Population (2020 census)
- • Total: 22,083
- • Density: 6.565/km^{2} (17.00/sq mi)
- • Town: 2,639
- • Town density: 2,060/km^{2} (5,340/sq mi)
- Time zone: UTC-6 (Central Standard Time)

= Mezquitic =

Mezquitic Municipality is a municipality in the north of the state of Jalisco, Mexico, being the largest municipality in Jalisco.

It is bordered to the north east and west by the state of Zacatecas. It also shares its northern border with Huejuquilla el Alto Municipality and it shares its southern border with Villa Guerrero Municipality and Bolaños Municipality.

The municipality includes a number of autonomously governed Wixárika (Huichol) communities, including San Andrés Cohamiata.

The population in Mezquitic is predominantly Roman Catholic, while other denominations are present in the region like Jehovah Witness, as well as The Seventh-day Adventist church. Catholicism is primary religion in the region, as reflected in many religious festivities. Some of the main festivities that take place are the Feast of Saint John the Baptist who Patron Saint of the town which is celebrated on June 24, the feast of Virgin of Guadalupe celebrated on December 12 and Holy Week in which all week long there are different events taken place in the town and its outskirts. Some other festivities that take place that is not religiously based are the annual town festival that takes place from December 25 to December 31 and consists of various cultural and artistic events, regional sport tournaments, rodeos, and absentee day in which they celebrate those to immigrated to other parts of the country, or the United States but return annually for these festivities.

————

*Exercise 1:* In the Mezquitic passage, on what date is the feast of the town's patron saint celebrated?
*Exercise 2:* Return, word for word, the stretch of the Mezquitic passage starting with "Population (2020 census)" and going on through "municipality in Jalisco.".

*Data to examine:*
————

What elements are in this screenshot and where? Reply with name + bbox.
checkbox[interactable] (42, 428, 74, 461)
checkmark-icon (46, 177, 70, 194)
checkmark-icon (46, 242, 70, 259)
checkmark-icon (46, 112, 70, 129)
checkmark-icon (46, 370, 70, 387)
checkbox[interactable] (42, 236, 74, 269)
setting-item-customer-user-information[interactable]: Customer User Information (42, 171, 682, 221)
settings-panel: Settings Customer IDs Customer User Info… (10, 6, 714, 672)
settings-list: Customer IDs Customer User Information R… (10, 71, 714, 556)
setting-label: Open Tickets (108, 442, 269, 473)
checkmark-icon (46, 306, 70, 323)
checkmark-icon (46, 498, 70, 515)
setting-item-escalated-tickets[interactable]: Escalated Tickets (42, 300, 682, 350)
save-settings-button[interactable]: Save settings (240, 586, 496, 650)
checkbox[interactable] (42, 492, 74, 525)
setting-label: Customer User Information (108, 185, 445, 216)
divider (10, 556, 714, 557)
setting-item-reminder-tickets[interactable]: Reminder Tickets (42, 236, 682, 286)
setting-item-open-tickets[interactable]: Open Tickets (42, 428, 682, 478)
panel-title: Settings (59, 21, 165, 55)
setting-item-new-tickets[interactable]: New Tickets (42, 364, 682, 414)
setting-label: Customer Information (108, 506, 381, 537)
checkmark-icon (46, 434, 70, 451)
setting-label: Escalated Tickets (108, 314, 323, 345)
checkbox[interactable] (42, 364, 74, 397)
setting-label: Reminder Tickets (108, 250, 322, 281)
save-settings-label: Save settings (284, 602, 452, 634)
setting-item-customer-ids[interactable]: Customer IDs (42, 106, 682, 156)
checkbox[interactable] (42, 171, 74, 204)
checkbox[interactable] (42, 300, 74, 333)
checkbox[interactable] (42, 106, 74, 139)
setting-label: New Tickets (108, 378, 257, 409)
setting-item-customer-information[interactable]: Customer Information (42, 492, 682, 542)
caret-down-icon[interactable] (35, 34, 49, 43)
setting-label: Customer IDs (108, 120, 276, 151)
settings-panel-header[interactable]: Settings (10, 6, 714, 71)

————

*Exercise answer 1:* June 24

*Exercise answer 2:*
Population (2020 census)
- • Total: 22,083
- • Density: 6.565/km^{2} (17.00/sq mi)
- • Town: 2,639
- • Town density: 2,060/km^{2} (5,340/sq mi)
- Time zone: UTC-6 (Central Standard Time)

= Mezquitic =

Mezquitic Municipality is a municipality in the north of the state of Jalisco, Mexico, being the largest municipality in Jalisco.